▸ Work required:
Search the data for the string "Innotifika" and extract every line where it appears.

______________________________

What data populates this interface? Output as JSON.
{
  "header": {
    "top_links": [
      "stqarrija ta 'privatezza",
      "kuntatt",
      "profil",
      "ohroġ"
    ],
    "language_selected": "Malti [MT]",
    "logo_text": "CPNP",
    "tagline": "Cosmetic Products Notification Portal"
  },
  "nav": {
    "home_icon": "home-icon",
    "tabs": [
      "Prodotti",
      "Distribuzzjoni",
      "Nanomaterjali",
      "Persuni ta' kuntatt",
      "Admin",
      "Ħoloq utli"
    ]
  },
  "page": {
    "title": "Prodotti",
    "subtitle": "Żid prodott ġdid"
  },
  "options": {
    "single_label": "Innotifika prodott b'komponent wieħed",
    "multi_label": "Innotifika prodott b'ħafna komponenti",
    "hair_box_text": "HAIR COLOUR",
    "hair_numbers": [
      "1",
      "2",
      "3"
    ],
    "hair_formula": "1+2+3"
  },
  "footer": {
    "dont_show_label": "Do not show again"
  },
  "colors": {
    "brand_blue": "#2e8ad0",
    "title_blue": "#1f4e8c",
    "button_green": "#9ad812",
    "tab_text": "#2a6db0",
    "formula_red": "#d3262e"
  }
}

______________________________

▸ Answer in full:
    "single_label": "Innotifika prodott b'komponent wieħed",
    "multi_label": "Innotifika prodott b'ħafna komponenti",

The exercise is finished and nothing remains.